AIM OF THE EXERCISE —
How many lines in these records hold the string "this"? Reply with the number alone.

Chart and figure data
——
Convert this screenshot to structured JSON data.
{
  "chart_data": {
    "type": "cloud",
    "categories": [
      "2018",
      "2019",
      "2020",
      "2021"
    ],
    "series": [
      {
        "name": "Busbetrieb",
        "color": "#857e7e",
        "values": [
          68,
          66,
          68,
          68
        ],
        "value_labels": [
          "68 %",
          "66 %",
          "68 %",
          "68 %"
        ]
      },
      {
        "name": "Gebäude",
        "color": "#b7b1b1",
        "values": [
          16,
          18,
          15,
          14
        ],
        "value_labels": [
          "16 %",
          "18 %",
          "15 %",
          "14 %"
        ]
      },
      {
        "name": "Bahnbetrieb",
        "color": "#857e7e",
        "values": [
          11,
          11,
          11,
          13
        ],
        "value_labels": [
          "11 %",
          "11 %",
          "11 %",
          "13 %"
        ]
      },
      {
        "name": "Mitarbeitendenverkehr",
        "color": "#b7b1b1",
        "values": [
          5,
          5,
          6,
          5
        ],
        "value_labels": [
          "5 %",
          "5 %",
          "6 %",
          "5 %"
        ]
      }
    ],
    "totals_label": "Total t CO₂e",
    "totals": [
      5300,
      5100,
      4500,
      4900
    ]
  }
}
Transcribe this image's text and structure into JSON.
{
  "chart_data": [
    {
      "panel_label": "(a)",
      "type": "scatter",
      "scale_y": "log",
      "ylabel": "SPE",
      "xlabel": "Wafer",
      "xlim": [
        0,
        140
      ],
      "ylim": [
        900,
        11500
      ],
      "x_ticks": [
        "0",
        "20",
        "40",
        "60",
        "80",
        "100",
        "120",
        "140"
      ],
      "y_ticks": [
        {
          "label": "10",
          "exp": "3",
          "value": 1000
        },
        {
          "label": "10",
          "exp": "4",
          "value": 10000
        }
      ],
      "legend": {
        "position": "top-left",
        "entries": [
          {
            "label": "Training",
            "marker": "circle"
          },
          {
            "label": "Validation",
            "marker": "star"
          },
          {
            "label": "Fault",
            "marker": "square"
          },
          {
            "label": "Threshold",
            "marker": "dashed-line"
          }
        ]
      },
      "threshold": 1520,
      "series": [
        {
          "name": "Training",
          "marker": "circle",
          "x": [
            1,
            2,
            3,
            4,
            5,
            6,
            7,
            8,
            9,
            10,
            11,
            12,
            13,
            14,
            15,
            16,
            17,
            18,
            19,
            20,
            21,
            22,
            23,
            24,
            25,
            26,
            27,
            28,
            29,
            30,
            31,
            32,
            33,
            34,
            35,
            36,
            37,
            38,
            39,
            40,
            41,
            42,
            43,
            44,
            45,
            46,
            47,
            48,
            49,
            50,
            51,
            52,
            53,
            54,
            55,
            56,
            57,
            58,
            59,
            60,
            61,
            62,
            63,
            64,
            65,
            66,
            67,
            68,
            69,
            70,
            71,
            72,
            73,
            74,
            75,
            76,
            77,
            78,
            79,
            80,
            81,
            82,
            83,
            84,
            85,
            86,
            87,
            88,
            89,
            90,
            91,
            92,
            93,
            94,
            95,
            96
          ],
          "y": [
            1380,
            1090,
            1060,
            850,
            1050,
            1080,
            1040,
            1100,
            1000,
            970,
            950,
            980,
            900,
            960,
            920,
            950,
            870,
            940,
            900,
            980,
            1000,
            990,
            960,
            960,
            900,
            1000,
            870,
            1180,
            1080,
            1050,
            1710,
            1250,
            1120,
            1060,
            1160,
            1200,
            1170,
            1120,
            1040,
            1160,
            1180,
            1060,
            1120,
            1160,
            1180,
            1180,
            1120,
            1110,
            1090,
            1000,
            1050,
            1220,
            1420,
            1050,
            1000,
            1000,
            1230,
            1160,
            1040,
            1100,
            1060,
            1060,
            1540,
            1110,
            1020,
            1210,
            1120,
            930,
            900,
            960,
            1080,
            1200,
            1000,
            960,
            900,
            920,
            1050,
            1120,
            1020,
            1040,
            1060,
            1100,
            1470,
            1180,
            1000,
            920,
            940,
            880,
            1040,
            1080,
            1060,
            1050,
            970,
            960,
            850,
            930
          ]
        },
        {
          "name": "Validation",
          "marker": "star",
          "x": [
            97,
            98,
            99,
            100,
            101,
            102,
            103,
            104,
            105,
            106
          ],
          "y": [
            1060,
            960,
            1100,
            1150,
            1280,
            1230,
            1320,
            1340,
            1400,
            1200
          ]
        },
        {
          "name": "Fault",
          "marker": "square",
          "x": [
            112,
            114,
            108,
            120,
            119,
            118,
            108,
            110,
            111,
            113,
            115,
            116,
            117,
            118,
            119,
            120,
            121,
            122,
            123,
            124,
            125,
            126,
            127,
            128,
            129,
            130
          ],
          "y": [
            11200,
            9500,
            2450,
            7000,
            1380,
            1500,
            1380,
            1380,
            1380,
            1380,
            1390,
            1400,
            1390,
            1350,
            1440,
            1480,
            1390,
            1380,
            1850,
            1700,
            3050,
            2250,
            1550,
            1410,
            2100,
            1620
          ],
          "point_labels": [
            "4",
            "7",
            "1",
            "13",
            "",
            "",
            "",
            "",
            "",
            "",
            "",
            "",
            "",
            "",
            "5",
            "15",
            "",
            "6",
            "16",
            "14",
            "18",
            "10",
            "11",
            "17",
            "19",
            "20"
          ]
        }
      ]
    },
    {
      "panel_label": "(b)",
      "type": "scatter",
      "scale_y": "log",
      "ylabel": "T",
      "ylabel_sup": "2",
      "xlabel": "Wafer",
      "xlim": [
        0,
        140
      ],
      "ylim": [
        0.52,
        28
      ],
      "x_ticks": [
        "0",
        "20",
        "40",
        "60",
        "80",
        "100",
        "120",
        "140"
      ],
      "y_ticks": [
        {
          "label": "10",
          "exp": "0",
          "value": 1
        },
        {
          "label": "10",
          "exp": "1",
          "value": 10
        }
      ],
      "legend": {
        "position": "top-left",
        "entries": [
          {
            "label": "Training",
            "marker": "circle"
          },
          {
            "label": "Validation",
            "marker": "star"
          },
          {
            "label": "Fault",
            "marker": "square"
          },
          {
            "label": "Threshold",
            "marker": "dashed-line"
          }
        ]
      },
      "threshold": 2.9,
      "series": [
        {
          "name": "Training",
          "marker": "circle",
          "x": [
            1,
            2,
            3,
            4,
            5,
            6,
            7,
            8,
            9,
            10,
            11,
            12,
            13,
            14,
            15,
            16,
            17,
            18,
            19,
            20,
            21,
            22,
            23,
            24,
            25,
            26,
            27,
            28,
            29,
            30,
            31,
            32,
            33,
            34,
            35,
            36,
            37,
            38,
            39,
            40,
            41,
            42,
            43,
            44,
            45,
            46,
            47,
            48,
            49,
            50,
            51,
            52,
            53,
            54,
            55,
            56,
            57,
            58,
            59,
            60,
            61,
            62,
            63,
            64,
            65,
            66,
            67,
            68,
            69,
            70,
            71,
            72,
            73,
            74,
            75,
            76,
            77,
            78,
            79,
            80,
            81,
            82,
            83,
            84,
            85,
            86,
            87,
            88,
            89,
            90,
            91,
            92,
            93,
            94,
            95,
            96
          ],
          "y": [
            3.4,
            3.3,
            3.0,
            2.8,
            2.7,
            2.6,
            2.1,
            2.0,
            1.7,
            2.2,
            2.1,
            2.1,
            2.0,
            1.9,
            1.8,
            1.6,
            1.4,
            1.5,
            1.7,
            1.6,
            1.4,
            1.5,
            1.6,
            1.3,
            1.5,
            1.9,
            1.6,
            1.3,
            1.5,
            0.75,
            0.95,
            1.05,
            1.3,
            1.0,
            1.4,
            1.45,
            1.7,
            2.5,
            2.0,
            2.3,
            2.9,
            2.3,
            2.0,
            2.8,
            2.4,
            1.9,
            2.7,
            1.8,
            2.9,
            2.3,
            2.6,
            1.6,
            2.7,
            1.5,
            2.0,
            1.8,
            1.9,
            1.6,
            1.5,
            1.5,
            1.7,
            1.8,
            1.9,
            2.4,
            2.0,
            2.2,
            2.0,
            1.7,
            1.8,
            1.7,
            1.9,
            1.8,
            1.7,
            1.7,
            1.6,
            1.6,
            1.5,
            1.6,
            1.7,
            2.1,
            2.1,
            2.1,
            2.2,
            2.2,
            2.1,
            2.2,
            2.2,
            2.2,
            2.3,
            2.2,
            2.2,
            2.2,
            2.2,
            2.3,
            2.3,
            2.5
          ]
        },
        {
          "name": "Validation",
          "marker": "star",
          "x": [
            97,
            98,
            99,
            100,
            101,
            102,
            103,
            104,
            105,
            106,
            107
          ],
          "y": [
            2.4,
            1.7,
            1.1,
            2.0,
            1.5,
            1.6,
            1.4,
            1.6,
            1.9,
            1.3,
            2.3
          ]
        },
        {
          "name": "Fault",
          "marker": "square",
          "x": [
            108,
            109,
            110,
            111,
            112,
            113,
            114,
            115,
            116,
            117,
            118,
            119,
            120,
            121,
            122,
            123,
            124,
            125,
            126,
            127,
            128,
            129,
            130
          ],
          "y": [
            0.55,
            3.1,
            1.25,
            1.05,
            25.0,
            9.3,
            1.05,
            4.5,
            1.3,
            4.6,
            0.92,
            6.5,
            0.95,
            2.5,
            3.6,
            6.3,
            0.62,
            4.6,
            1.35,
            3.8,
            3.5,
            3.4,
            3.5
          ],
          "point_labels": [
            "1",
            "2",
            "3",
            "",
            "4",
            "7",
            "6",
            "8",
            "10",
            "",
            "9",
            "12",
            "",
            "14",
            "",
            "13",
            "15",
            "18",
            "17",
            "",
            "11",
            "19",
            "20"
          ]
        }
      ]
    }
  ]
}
——
THE RESULT —
2